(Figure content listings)
##########

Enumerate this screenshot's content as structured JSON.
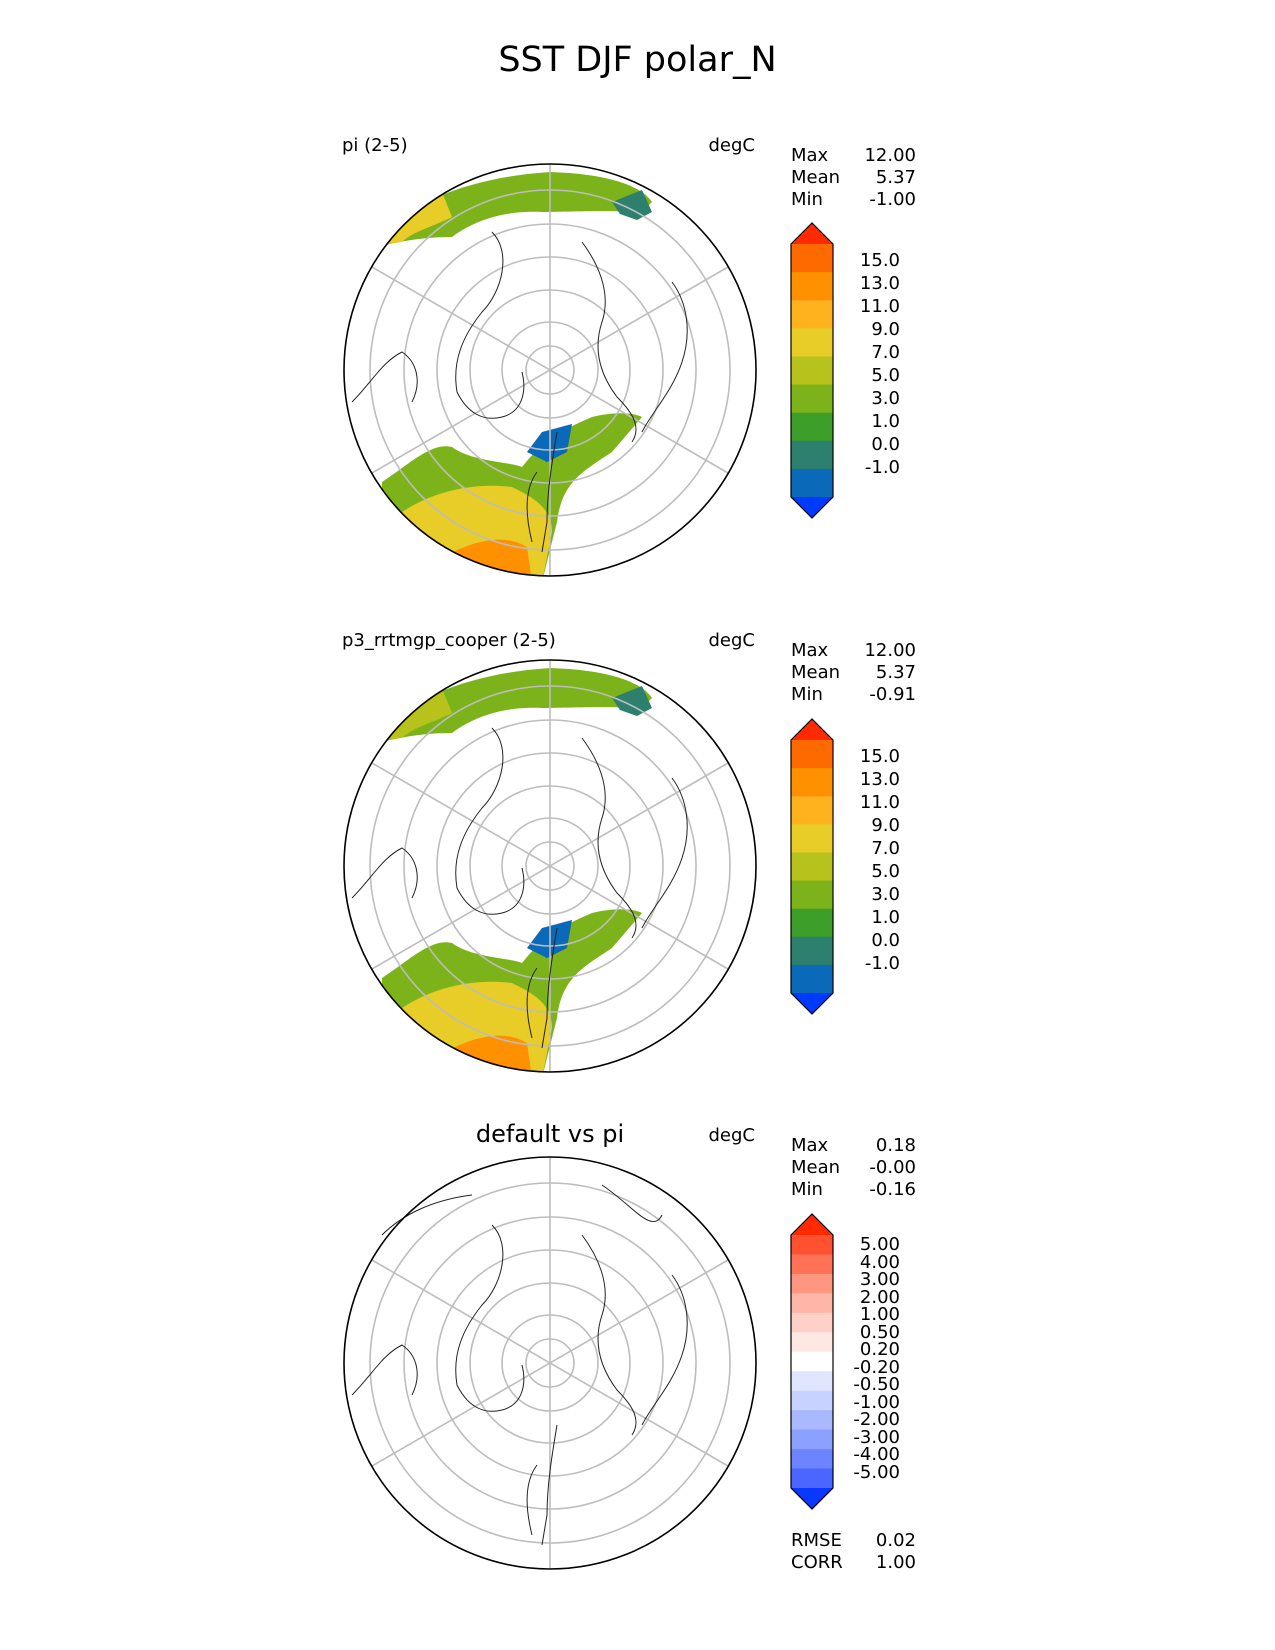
{
  "figure": {
    "title": "SST DJF polar_N"
  },
  "panels": [
    {
      "title": "pi (2-5)",
      "units": "degC",
      "stats": [
        {
          "label": "Max",
          "value": "12.00"
        },
        {
          "label": "Mean",
          "value": "5.37"
        },
        {
          "label": "Min",
          "value": "-1.00"
        }
      ],
      "colorbar": {
        "levels": [
          "15.0",
          "13.0",
          "11.0",
          "9.0",
          "7.0",
          "5.0",
          "3.0",
          "1.0",
          "0.0",
          "-1.0"
        ],
        "colors": [
          "#ff2a00",
          "#ff6a00",
          "#ff9000",
          "#ffb21d",
          "#e8cc28",
          "#b7c21d",
          "#7db31a",
          "#3e9e2a",
          "#2d7f6e",
          "#0a69b8",
          "#0039ff"
        ]
      }
    },
    {
      "title": "p3_rrtmgp_cooper (2-5)",
      "units": "degC",
      "stats": [
        {
          "label": "Max",
          "value": "12.00"
        },
        {
          "label": "Mean",
          "value": "5.37"
        },
        {
          "label": "Min",
          "value": "-0.91"
        }
      ],
      "colorbar": {
        "levels": [
          "15.0",
          "13.0",
          "11.0",
          "9.0",
          "7.0",
          "5.0",
          "3.0",
          "1.0",
          "0.0",
          "-1.0"
        ],
        "colors": [
          "#ff2a00",
          "#ff6a00",
          "#ff9000",
          "#ffb21d",
          "#e8cc28",
          "#b7c21d",
          "#7db31a",
          "#3e9e2a",
          "#2d7f6e",
          "#0a69b8",
          "#0039ff"
        ]
      }
    },
    {
      "title": "default vs pi",
      "units": "degC",
      "stats": [
        {
          "label": "Max",
          "value": "0.18"
        },
        {
          "label": "Mean",
          "value": "-0.00"
        },
        {
          "label": "Min",
          "value": "-0.16"
        }
      ],
      "colorbar": {
        "levels": [
          "5.00",
          "4.00",
          "3.00",
          "2.00",
          "1.00",
          "0.50",
          "0.20",
          "-0.20",
          "-0.50",
          "-1.00",
          "-2.00",
          "-3.00",
          "-4.00",
          "-5.00"
        ],
        "colors": [
          "#ff2a00",
          "#ff5030",
          "#ff7256",
          "#ff9680",
          "#ffb6a8",
          "#ffd0c8",
          "#ffe8e4",
          "#ffffff",
          "#e0e6ff",
          "#c8d2ff",
          "#aab8ff",
          "#8ca0ff",
          "#6c84ff",
          "#4a66ff",
          "#0a38ff"
        ]
      },
      "metrics": [
        {
          "label": "RMSE",
          "value": "0.02"
        },
        {
          "label": "CORR",
          "value": "1.00"
        }
      ]
    }
  ]
}
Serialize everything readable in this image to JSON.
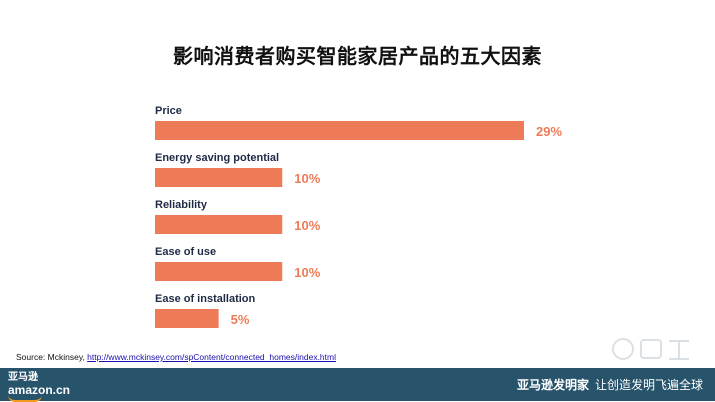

##########

_TASK GOAL_
Repeat the material above in full and exactly, omitting the pictures.

_TASK SOLUTION_
Enumerate this screenshot's content as structured JSON.
{
  "figure": {
    "title": "SST DJF polar_N"
  },
  "panels": [
    {
      "title": "pi (2-5)",
      "units": "degC",
      "stats": [
        {
          "label": "Max",
          "value": "12.00"
        },
        {
          "label": "Mean",
          "value": "5.37"
        },
        {
          "label": "Min",
          "value": "-1.00"
        }
      ],
      "colorbar": {
        "levels": [
          "15.0",
          "13.0",
          "11.0",
          "9.0",
          "7.0",
          "5.0",
          "3.0",
          "1.0",
          "0.0",
          "-1.0"
        ],
        "colors": [
          "#ff2a00",
          "#ff6a00",
          "#ff9000",
          "#ffb21d",
          "#e8cc28",
          "#b7c21d",
          "#7db31a",
          "#3e9e2a",
          "#2d7f6e",
          "#0a69b8",
          "#0039ff"
        ]
      }
    },
    {
      "title": "p3_rrtmgp_cooper (2-5)",
      "units": "degC",
      "stats": [
        {
          "label": "Max",
          "value": "12.00"
        },
        {
          "label": "Mean",
          "value": "5.37"
        },
        {
          "label": "Min",
          "value": "-0.91"
        }
      ],
      "colorbar": {
        "levels": [
          "15.0",
          "13.0",
          "11.0",
          "9.0",
          "7.0",
          "5.0",
          "3.0",
          "1.0",
          "0.0",
          "-1.0"
        ],
        "colors": [
          "#ff2a00",
          "#ff6a00",
          "#ff9000",
          "#ffb21d",
          "#e8cc28",
          "#b7c21d",
          "#7db31a",
          "#3e9e2a",
          "#2d7f6e",
          "#0a69b8",
          "#0039ff"
        ]
      }
    },
    {
      "title": "default vs pi",
      "units": "degC",
      "stats": [
        {
          "label": "Max",
          "value": "0.18"
        },
        {
          "label": "Mean",
          "value": "-0.00"
        },
        {
          "label": "Min",
          "value": "-0.16"
        }
      ],
      "colorbar": {
        "levels": [
          "5.00",
          "4.00",
          "3.00",
          "2.00",
          "1.00",
          "0.50",
          "0.20",
          "-0.20",
          "-0.50",
          "-1.00",
          "-2.00",
          "-3.00",
          "-4.00",
          "-5.00"
        ],
        "colors": [
          "#ff2a00",
          "#ff5030",
          "#ff7256",
          "#ff9680",
          "#ffb6a8",
          "#ffd0c8",
          "#ffe8e4",
          "#ffffff",
          "#e0e6ff",
          "#c8d2ff",
          "#aab8ff",
          "#8ca0ff",
          "#6c84ff",
          "#4a66ff",
          "#0a38ff"
        ]
      },
      "metrics": [
        {
          "label": "RMSE",
          "value": "0.02"
        },
        {
          "label": "CORR",
          "value": "1.00"
        }
      ]
    }
  ]
}
Serialize everything readable in this image to JSON.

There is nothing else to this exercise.